### Source data
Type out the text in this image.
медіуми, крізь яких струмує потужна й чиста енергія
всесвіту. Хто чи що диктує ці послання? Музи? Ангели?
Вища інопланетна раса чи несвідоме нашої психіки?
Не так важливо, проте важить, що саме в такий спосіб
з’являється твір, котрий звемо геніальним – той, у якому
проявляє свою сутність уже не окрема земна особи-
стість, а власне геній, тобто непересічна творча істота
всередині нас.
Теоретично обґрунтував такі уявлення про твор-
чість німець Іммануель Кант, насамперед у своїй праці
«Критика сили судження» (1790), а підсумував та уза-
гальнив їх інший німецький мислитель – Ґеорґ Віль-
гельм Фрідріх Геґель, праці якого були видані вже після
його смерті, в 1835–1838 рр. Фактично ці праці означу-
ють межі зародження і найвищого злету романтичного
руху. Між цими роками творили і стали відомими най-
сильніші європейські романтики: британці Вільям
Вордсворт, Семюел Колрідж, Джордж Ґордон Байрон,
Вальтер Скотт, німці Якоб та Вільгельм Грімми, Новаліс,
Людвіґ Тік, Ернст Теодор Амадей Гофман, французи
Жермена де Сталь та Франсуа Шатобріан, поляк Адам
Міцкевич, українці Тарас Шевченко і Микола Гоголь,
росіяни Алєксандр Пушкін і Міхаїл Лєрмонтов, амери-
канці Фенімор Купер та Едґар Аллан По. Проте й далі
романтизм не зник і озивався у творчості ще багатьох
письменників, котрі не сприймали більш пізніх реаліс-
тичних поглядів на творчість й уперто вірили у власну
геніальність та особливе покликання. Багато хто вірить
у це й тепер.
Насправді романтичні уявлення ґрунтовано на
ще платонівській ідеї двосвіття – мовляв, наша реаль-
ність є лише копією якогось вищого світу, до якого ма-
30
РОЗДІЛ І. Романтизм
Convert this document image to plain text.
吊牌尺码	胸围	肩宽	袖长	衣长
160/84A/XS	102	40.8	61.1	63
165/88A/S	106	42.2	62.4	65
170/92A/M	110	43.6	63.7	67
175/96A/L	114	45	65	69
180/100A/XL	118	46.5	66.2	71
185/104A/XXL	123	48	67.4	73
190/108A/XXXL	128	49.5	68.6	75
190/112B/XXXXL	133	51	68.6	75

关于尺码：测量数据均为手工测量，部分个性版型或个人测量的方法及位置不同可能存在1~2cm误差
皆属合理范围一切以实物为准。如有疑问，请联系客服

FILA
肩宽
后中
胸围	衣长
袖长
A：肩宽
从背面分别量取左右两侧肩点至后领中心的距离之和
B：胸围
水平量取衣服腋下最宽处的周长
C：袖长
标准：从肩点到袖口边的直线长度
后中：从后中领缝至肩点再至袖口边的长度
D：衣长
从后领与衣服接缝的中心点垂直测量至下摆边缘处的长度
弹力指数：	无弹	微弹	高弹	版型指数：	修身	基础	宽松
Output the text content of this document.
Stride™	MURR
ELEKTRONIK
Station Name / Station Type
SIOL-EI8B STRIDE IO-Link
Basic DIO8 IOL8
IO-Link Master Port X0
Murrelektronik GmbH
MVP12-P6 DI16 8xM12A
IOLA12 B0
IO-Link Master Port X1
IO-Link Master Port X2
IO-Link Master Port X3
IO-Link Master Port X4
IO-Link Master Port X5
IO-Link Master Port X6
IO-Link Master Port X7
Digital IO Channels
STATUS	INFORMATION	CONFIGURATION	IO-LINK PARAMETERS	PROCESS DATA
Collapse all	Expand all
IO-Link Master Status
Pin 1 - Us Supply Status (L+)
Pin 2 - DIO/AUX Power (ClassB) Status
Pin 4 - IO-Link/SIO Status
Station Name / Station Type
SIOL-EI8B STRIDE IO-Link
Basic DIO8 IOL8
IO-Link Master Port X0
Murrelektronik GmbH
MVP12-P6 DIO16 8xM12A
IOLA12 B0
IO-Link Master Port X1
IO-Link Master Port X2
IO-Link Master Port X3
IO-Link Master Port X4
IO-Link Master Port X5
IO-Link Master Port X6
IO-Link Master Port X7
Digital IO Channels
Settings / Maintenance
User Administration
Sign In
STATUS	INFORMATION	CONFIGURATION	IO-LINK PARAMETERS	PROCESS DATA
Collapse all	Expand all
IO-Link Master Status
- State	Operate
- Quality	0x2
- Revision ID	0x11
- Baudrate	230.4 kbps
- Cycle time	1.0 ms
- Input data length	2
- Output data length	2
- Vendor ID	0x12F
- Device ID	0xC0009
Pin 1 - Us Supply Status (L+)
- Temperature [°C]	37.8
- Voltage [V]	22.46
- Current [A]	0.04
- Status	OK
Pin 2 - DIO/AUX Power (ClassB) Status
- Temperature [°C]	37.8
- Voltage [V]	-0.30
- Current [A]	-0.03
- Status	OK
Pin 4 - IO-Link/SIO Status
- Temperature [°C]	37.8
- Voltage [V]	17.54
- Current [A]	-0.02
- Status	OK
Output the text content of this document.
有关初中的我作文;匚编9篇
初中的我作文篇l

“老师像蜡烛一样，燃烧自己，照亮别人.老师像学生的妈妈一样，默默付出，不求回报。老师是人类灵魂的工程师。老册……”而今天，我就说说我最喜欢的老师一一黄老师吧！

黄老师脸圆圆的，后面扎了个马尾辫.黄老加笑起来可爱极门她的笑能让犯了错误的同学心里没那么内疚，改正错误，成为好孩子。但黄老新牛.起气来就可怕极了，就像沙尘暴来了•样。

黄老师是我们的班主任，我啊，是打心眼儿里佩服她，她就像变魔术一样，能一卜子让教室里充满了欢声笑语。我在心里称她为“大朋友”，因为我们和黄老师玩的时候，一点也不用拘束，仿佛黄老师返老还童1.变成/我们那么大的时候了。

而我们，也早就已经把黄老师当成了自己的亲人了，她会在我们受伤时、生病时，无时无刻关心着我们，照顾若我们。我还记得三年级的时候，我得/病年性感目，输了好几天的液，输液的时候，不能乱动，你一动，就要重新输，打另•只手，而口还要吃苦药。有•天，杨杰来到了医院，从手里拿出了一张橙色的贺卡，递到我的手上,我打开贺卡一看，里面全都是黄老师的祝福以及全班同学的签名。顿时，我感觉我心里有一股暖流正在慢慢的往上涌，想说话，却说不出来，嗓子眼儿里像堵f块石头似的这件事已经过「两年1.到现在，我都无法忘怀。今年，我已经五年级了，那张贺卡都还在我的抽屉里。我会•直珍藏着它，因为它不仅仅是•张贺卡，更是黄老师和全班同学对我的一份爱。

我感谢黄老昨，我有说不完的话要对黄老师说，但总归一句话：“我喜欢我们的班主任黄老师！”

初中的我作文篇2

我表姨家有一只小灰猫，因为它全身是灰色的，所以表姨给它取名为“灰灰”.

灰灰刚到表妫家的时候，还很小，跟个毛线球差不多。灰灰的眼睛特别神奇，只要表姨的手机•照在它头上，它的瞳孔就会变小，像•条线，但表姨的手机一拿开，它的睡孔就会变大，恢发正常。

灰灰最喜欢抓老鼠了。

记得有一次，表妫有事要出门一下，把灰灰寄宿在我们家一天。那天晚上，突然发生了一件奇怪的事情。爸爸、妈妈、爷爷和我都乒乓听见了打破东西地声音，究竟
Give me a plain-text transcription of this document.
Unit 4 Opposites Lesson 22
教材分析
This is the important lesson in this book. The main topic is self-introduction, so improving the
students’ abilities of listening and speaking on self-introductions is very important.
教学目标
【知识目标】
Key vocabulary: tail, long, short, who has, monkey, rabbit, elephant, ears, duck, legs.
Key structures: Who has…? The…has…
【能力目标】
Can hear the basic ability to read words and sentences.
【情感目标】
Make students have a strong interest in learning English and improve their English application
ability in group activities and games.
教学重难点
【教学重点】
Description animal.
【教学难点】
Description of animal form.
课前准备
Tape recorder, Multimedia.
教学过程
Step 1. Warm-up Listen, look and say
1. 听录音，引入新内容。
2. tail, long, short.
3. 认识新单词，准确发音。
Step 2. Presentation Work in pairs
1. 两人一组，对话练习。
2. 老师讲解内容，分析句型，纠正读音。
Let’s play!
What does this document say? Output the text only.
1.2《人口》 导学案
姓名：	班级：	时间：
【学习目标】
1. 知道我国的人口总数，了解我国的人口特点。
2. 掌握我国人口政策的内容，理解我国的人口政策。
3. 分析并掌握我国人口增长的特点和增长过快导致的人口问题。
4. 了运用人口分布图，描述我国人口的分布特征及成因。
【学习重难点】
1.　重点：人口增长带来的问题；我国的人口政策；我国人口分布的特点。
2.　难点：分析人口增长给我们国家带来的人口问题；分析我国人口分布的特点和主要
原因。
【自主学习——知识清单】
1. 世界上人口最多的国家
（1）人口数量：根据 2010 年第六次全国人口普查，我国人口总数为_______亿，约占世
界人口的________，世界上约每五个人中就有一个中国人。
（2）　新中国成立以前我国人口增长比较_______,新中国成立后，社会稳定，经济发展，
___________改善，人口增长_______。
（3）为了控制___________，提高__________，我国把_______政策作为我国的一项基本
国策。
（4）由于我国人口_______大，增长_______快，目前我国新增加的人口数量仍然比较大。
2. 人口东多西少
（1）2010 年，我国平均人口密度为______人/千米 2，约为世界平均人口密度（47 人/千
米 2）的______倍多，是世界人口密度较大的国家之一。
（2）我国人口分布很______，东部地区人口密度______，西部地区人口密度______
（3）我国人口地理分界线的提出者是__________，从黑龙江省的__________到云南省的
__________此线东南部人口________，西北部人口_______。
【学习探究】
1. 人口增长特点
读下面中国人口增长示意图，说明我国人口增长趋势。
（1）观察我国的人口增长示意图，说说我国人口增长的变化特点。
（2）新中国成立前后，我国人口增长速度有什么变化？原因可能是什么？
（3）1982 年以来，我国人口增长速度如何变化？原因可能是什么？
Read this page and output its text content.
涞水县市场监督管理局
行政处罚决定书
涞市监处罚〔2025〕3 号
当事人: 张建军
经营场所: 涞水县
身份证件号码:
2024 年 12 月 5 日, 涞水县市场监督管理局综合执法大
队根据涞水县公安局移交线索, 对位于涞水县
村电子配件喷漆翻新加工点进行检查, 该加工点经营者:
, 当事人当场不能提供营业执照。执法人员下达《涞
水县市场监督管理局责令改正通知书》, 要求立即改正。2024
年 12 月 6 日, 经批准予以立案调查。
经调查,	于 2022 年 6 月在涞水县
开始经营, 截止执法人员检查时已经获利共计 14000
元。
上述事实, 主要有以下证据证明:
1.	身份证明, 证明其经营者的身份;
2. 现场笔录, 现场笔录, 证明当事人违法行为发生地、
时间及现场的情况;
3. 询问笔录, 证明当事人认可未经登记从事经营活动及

### Exercise prompt
From the listing above, copy every line that includes the word "Voltage".

### The completed task
- Voltage [V]	22.46
- Voltage [V]	-0.30
- Voltage [V]	17.54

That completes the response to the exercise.